Written task – Quote all of the data below exactly, please.

(Data entries for graphics)
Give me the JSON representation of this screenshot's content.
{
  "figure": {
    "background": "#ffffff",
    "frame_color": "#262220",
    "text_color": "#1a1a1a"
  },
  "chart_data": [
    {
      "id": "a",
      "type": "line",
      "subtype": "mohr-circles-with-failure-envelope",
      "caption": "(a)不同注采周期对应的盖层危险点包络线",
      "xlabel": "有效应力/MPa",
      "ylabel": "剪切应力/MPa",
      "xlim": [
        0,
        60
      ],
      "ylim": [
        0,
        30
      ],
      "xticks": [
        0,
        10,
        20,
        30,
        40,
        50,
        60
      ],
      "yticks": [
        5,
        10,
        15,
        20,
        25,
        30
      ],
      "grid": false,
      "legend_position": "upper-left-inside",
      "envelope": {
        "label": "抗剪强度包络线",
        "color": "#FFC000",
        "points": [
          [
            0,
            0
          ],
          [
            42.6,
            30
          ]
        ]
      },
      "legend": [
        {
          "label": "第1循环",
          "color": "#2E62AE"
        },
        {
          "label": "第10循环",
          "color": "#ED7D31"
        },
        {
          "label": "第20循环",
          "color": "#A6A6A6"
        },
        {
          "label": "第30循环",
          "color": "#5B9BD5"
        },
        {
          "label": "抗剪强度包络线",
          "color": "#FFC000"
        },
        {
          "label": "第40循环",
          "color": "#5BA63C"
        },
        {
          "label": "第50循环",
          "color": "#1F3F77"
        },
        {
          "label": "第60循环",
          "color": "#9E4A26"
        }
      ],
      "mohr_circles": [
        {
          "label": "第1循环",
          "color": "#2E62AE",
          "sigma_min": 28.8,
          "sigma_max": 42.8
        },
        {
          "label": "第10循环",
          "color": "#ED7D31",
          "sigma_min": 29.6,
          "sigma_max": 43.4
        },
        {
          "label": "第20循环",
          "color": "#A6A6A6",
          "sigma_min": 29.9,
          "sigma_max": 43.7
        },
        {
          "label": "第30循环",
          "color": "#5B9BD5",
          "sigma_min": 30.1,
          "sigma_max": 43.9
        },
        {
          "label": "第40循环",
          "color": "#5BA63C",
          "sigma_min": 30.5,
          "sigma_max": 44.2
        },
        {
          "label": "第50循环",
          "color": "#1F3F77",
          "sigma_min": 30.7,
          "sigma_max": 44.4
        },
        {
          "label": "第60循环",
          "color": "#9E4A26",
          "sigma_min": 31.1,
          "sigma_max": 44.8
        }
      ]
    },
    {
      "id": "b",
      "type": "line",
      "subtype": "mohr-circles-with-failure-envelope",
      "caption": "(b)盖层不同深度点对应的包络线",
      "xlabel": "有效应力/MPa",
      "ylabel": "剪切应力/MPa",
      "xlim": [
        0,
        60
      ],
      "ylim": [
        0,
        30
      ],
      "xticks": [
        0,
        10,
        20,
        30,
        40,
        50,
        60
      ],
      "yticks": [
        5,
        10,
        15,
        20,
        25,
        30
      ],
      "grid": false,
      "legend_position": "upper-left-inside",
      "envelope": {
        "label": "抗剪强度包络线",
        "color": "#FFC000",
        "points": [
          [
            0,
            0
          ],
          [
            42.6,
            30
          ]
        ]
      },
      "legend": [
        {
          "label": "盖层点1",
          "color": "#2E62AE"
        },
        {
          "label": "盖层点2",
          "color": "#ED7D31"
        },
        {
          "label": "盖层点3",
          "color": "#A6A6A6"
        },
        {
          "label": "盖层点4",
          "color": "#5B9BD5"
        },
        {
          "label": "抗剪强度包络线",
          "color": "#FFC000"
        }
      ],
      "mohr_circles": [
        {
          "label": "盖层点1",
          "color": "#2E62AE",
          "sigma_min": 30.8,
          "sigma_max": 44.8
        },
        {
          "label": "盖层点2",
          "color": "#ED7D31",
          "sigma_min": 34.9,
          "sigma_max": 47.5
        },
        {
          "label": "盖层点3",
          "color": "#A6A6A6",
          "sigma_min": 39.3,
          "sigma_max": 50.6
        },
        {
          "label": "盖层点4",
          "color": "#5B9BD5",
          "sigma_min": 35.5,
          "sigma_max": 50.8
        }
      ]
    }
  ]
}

Answer to the problem –
Give me the JSON representation of this screenshot's content.
{
  "figure": {
    "background": "#ffffff",
    "frame_color": "#262220",
    "text_color": "#1a1a1a"
  },
  "chart_data": [
    {
      "id": "a",
      "type": "line",
      "subtype": "mohr-circles-with-failure-envelope",
      "caption": "(a)不同注采周期对应的盖层危险点包络线",
      "xlabel": "有效应力/MPa",
      "ylabel": "剪切应力/MPa",
      "xlim": [
        0,
        60
      ],
      "ylim": [
        0,
        30
      ],
      "xticks": [
        0,
        10,
        20,
        30,
        40,
        50,
        60
      ],
      "yticks": [
        5,
        10,
        15,
        20,
        25,
        30
      ],
      "grid": false,
      "legend_position": "upper-left-inside",
      "envelope": {
        "label": "抗剪强度包络线",
        "color": "#FFC000",
        "points": [
          [
            0,
            0
          ],
          [
            42.6,
            30
          ]
        ]
      },
      "legend": [
        {
          "label": "第1循环",
          "color": "#2E62AE"
        },
        {
          "label": "第10循环",
          "color": "#ED7D31"
        },
        {
          "label": "第20循环",
          "color": "#A6A6A6"
        },
        {
          "label": "第30循环",
          "color": "#5B9BD5"
        },
        {
          "label": "抗剪强度包络线",
          "color": "#FFC000"
        },
        {
          "label": "第40循环",
          "color": "#5BA63C"
        },
        {
          "label": "第50循环",
          "color": "#1F3F77"
        },
        {
          "label": "第60循环",
          "color": "#9E4A26"
        }
      ],
      "mohr_circles": [
        {
          "label": "第1循环",
          "color": "#2E62AE",
          "sigma_min": 28.8,
          "sigma_max": 42.8
        },
        {
          "label": "第10循环",
          "color": "#ED7D31",
          "sigma_min": 29.6,
          "sigma_max": 43.4
        },
        {
          "label": "第20循环",
          "color": "#A6A6A6",
          "sigma_min": 29.9,
          "sigma_max": 43.7
        },
        {
          "label": "第30循环",
          "color": "#5B9BD5",
          "sigma_min": 30.1,
          "sigma_max": 43.9
        },
        {
          "label": "第40循环",
          "color": "#5BA63C",
          "sigma_min": 30.5,
          "sigma_max": 44.2
        },
        {
          "label": "第50循环",
          "color": "#1F3F77",
          "sigma_min": 30.7,
          "sigma_max": 44.4
        },
        {
          "label": "第60循环",
          "color": "#9E4A26",
          "sigma_min": 31.1,
          "sigma_max": 44.8
        }
      ]
    },
    {
      "id": "b",
      "type": "line",
      "subtype": "mohr-circles-with-failure-envelope",
      "caption": "(b)盖层不同深度点对应的包络线",
      "xlabel": "有效应力/MPa",
      "ylabel": "剪切应力/MPa",
      "xlim": [
        0,
        60
      ],
      "ylim": [
        0,
        30
      ],
      "xticks": [
        0,
        10,
        20,
        30,
        40,
        50,
        60
      ],
      "yticks": [
        5,
        10,
        15,
        20,
        25,
        30
      ],
      "grid": false,
      "legend_position": "upper-left-inside",
      "envelope": {
        "label": "抗剪强度包络线",
        "color": "#FFC000",
        "points": [
          [
            0,
            0
          ],
          [
            42.6,
            30
          ]
        ]
      },
      "legend": [
        {
          "label": "盖层点1",
          "color": "#2E62AE"
        },
        {
          "label": "盖层点2",
          "color": "#ED7D31"
        },
        {
          "label": "盖层点3",
          "color": "#A6A6A6"
        },
        {
          "label": "盖层点4",
          "color": "#5B9BD5"
        },
        {
          "label": "抗剪强度包络线",
          "color": "#FFC000"
        }
      ],
      "mohr_circles": [
        {
          "label": "盖层点1",
          "color": "#2E62AE",
          "sigma_min": 30.8,
          "sigma_max": 44.8
        },
        {
          "label": "盖层点2",
          "color": "#ED7D31",
          "sigma_min": 34.9,
          "sigma_max": 47.5
        },
        {
          "label": "盖层点3",
          "color": "#A6A6A6",
          "sigma_min": 39.3,
          "sigma_max": 50.6
        },
        {
          "label": "盖层点4",
          "color": "#5B9BD5",
          "sigma_min": 35.5,
          "sigma_max": 50.8
        }
      ]
    }
  ]
}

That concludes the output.